**STATED TASK**
Go through each line of the records below and count those with the word "frequencies"; give only the total.

____________

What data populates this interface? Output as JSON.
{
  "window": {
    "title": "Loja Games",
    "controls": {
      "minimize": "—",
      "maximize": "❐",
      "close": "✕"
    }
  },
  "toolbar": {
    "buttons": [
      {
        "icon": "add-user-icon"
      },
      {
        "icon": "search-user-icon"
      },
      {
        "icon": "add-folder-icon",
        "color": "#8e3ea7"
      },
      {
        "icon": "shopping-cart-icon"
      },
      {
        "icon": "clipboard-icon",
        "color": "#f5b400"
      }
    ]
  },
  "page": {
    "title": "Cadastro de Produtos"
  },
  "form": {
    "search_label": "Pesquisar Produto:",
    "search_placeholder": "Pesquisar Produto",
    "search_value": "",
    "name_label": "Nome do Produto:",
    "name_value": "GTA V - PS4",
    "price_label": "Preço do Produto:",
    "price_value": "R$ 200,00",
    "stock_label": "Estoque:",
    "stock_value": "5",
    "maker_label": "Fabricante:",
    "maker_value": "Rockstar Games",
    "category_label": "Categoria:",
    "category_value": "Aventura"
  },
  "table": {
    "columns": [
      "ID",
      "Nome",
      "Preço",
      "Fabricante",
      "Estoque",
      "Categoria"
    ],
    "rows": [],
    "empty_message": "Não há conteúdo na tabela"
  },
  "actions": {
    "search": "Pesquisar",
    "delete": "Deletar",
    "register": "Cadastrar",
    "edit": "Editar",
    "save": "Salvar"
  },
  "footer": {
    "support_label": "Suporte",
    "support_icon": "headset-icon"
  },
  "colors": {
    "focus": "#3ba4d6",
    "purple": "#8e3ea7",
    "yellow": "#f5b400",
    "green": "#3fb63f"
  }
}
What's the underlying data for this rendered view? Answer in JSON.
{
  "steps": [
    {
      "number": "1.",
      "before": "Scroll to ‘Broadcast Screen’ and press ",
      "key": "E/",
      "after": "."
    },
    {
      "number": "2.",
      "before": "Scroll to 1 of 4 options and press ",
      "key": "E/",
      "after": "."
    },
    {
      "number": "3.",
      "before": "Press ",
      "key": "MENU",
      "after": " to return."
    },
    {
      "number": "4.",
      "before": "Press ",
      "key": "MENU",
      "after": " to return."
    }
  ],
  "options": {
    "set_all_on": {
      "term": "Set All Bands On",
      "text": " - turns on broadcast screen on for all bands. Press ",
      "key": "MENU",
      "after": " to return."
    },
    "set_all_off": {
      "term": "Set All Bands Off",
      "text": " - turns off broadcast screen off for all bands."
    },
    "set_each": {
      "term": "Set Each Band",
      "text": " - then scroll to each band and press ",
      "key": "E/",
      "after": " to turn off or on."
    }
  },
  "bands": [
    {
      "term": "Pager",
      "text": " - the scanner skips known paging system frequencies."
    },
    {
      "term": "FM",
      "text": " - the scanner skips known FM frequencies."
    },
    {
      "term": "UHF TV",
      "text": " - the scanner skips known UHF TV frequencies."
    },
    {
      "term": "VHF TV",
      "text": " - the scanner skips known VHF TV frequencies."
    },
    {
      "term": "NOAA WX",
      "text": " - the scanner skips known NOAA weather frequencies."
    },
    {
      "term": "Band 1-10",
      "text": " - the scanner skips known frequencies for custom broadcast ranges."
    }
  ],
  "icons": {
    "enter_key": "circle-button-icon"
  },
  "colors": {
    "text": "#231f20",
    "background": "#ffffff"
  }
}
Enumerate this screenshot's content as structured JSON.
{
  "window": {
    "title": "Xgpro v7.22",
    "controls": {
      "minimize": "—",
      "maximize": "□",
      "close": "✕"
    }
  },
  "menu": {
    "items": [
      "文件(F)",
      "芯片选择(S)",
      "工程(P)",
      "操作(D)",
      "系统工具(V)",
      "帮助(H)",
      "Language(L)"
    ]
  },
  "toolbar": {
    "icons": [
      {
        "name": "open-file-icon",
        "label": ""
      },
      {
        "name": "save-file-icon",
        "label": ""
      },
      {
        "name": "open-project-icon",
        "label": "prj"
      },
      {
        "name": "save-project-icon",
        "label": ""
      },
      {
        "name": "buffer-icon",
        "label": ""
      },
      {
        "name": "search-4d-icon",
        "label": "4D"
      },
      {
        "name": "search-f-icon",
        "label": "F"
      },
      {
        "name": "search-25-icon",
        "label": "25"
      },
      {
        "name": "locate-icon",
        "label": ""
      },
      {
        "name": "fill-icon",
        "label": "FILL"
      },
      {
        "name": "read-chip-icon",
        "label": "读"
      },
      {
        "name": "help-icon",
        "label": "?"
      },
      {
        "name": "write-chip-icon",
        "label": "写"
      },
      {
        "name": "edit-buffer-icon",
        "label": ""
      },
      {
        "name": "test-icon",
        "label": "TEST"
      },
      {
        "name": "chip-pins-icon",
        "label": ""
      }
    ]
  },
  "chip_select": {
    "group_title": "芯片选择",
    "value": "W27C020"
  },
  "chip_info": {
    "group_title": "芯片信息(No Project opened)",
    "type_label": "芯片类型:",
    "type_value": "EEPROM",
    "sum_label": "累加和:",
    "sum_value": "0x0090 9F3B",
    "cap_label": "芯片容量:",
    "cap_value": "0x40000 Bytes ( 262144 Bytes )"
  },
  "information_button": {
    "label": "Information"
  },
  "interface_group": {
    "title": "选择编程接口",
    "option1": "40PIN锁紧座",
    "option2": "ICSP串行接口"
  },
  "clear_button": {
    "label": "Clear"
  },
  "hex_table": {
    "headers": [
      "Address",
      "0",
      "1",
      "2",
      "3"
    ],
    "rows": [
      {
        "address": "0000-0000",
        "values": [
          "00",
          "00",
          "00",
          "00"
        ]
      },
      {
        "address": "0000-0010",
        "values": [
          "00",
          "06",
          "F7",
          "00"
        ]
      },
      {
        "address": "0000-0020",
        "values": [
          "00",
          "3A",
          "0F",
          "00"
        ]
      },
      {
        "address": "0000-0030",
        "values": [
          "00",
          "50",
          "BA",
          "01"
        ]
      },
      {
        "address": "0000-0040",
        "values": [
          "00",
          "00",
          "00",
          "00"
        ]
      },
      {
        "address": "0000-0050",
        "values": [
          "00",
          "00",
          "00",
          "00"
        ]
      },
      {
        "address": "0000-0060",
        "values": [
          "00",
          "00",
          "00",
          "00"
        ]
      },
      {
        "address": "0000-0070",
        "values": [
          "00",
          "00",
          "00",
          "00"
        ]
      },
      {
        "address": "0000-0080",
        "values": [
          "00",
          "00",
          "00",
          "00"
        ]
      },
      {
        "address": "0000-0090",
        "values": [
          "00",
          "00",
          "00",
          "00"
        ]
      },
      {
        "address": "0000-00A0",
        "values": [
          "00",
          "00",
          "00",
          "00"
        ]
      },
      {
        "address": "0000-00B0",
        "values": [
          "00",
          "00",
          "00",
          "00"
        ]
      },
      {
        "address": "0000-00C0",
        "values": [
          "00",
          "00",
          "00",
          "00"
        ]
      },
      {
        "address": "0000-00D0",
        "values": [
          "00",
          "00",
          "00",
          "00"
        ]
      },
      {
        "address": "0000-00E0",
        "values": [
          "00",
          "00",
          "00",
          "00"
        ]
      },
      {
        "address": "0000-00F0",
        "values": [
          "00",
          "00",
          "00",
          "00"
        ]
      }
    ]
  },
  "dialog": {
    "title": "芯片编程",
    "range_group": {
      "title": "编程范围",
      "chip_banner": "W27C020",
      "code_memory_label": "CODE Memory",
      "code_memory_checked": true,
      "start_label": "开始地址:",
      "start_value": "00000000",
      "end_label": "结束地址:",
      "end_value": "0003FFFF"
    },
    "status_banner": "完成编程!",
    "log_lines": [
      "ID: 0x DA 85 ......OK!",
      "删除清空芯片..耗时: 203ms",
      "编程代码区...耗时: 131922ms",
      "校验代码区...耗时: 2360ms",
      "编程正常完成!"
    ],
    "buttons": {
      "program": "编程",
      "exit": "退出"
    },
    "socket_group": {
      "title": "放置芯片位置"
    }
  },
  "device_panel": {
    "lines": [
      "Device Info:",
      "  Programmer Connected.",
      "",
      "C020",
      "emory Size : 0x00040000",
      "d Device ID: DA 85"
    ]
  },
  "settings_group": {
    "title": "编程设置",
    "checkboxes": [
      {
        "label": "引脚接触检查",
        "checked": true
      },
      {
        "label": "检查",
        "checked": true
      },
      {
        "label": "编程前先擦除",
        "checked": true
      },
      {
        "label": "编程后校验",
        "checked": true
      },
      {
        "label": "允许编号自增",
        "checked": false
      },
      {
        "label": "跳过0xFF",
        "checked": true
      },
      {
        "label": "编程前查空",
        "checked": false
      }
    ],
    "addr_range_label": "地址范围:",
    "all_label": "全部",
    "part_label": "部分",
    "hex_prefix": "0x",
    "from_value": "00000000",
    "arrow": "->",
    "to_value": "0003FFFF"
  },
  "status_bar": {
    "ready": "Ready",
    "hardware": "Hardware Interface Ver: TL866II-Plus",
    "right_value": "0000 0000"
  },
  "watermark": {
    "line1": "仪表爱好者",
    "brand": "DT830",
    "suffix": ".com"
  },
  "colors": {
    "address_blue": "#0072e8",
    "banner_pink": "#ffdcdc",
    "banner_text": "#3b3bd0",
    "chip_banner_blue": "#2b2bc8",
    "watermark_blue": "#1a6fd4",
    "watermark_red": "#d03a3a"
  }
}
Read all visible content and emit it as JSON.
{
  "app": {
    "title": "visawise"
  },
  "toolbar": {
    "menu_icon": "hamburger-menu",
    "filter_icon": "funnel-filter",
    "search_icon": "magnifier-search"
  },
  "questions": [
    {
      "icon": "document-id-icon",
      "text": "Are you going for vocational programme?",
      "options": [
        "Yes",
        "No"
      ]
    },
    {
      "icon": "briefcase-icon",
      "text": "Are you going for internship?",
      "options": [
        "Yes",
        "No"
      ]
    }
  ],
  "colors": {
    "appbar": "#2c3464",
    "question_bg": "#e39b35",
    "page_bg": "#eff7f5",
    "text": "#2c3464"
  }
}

____________

**SOLUTION TO THE EXERCISE**
6